+++ Entries supplied +++

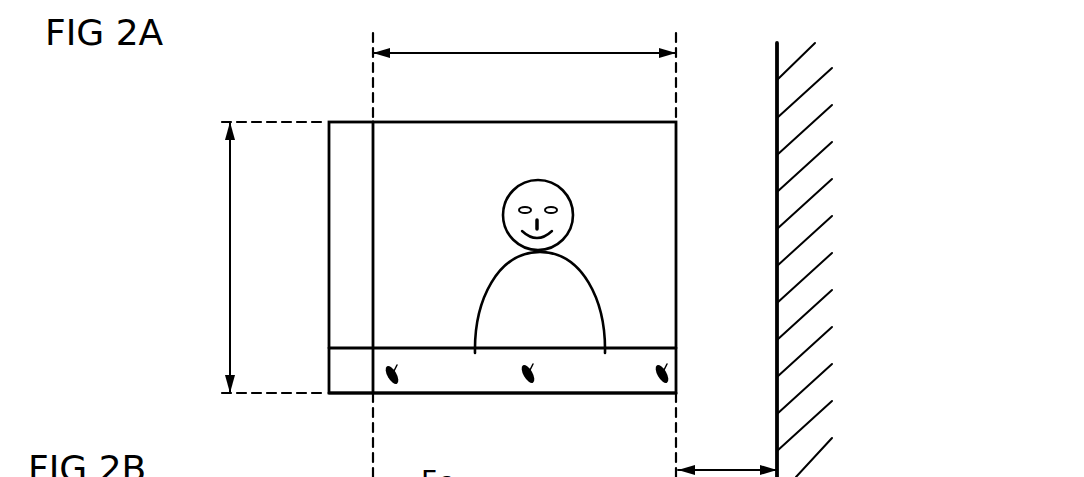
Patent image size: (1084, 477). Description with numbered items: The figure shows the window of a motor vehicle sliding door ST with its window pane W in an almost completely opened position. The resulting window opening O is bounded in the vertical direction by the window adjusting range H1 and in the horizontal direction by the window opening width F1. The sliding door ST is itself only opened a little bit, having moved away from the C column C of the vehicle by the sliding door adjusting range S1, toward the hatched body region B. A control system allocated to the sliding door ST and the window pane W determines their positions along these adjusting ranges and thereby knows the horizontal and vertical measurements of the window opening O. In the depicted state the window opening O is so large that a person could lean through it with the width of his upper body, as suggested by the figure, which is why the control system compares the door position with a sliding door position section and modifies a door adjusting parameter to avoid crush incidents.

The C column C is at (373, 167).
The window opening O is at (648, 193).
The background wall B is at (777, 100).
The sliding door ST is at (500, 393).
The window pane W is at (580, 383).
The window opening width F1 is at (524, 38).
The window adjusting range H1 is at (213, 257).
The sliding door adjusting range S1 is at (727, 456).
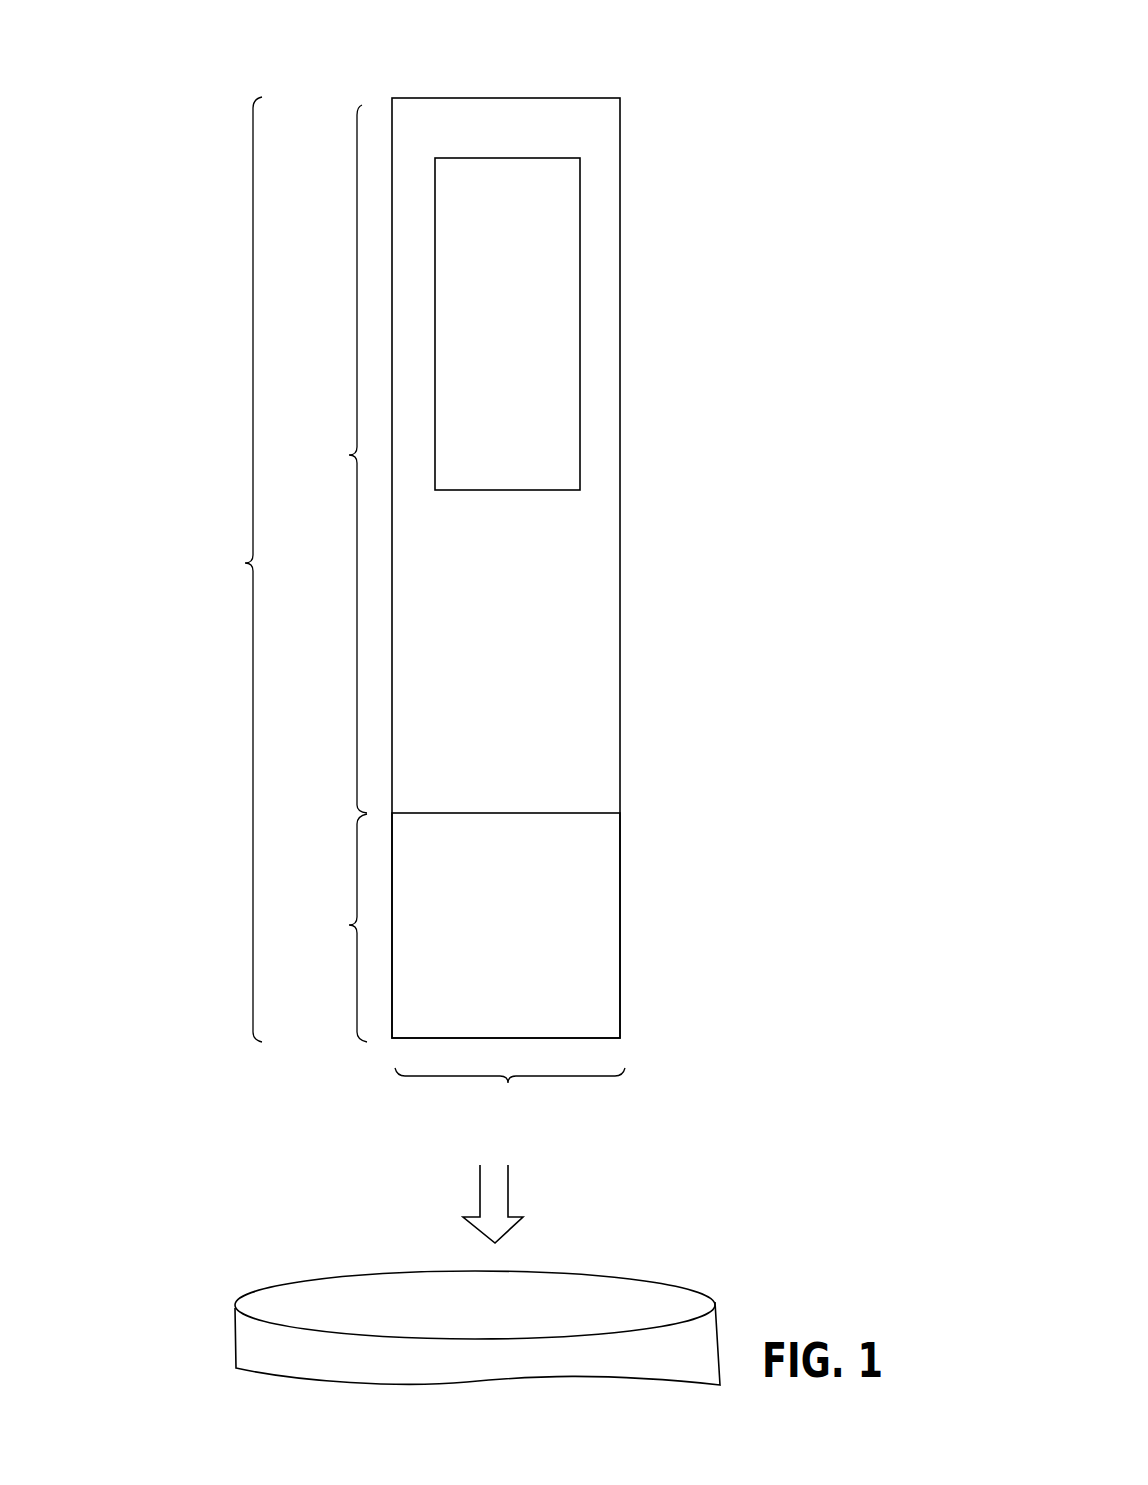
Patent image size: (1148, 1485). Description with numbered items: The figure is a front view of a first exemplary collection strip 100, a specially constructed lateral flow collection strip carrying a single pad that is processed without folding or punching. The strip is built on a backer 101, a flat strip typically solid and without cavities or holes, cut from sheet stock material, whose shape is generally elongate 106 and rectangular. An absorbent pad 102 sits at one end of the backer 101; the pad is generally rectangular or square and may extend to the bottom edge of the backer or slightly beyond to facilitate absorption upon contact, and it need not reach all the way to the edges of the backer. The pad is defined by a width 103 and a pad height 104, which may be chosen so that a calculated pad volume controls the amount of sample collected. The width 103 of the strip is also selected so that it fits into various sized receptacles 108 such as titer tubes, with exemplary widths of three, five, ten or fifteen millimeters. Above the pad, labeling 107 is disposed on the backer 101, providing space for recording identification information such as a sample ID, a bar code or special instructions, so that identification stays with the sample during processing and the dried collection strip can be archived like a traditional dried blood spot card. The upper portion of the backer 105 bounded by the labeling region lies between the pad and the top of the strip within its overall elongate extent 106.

+++
+++ Entries supplied +++

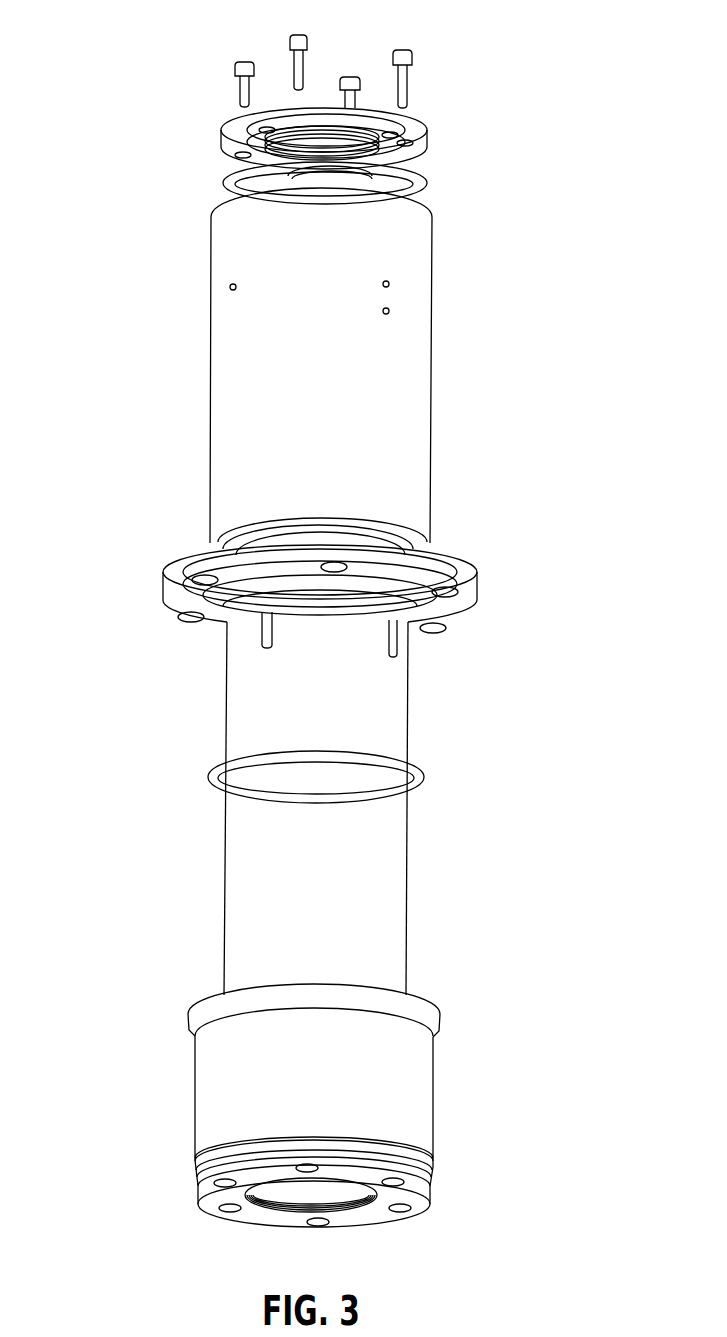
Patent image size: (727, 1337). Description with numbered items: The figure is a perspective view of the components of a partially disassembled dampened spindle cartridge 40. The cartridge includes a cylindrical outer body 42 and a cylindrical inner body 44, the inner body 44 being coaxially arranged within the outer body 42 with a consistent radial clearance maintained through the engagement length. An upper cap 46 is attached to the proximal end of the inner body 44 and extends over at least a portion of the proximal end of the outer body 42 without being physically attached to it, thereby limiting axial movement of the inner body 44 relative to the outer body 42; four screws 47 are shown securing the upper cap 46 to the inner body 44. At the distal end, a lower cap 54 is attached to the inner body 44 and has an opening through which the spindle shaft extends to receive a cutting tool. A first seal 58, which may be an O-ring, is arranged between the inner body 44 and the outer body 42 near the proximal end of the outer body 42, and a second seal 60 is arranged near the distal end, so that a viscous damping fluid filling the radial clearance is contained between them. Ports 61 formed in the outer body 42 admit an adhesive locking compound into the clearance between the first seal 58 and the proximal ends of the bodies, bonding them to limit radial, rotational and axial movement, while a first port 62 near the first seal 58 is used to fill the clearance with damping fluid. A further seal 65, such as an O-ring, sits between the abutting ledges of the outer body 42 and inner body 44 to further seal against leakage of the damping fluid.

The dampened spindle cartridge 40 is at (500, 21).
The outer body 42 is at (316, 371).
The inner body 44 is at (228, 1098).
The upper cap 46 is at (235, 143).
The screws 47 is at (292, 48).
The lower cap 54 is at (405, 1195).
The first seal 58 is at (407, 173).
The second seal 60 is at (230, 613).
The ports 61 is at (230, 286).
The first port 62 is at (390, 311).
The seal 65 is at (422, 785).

+++
+++ Entries supplied +++

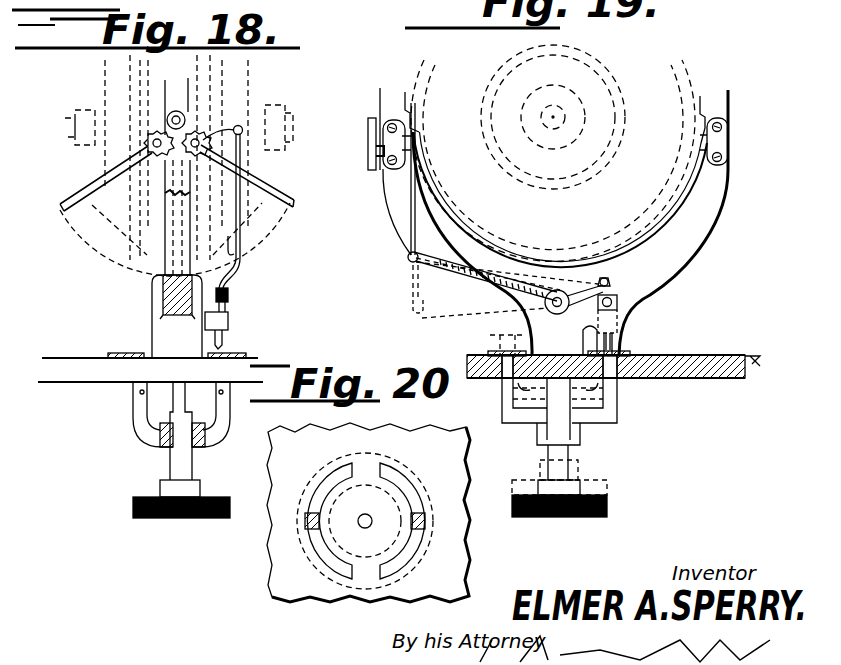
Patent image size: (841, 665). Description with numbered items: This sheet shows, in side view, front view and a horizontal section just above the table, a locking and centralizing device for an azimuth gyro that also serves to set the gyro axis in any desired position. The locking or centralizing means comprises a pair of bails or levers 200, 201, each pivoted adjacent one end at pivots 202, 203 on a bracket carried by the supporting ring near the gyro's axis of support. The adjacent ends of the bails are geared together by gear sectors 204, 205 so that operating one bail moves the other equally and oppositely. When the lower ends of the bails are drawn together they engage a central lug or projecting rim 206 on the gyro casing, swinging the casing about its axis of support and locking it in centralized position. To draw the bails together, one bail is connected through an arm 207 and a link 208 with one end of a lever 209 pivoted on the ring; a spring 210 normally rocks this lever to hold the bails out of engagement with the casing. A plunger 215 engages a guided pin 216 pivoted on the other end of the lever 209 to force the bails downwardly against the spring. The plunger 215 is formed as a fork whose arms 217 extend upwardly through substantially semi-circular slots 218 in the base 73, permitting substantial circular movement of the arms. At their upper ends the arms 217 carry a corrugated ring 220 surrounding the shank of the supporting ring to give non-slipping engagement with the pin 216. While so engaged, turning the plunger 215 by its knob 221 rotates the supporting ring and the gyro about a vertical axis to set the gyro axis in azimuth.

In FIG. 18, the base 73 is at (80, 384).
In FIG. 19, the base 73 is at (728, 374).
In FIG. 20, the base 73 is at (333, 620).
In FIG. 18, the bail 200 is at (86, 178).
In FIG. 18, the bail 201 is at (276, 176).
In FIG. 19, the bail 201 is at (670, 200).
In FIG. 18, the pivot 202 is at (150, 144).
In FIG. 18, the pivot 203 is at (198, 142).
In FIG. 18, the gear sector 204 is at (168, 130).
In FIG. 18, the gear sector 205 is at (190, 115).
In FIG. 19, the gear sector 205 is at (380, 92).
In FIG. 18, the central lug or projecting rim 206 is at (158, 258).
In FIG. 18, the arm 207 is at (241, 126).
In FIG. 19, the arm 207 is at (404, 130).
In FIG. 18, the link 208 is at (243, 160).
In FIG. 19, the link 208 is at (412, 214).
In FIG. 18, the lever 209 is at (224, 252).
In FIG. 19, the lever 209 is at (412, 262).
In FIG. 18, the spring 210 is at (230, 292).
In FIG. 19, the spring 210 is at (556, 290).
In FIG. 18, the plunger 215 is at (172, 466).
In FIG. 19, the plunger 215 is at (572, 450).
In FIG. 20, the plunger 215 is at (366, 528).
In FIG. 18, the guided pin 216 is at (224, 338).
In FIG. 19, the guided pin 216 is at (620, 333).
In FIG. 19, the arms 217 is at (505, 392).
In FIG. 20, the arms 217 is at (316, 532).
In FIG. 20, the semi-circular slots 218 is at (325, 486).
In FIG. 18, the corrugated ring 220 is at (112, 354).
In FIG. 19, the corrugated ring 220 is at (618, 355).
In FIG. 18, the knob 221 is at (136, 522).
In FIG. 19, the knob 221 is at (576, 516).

+++

What the task asks => Reproduce the rows from the line holding "Patent image size: (1084, 477)." through the line holding "The sliding door adjusting range S1 is", both included, swapping "crush incidents" for "pinching incidents" and keeping all else the same.

Result for this exercise =>
Patent image size: (1084, 477). Description with numbered items: The figure shows the window of a motor vehicle sliding door ST with its window pane W in an almost completely opened position. The resulting window opening O is bounded in the vertical direction by the window adjusting range H1 and in the horizontal direction by the window opening width F1. The sliding door ST is itself only opened a little bit, having moved away from the C column C of the vehicle by the sliding door adjusting range S1, toward the hatched body region B. A control system allocated to the sliding door ST and the window pane W determines their positions along these adjusting ranges and thereby knows the horizontal and vertical measurements of the window opening O. In the depicted state the window opening O is so large that a person could lean through it with the width of his upper body, as suggested by the figure, which is why the control system compares the door position with a sliding door position section and modifies a door adjusting parameter to avoid pinching incidents.

The C column C is at (373, 167).
The window opening O is at (648, 193).
The background wall B is at (777, 100).
The sliding door ST is at (500, 393).
The window pane W is at (580, 383).
The window opening width F1 is at (524, 38).
The window adjusting range H1 is at (213, 257).
The sliding door adjusting range S1 is at (727, 456).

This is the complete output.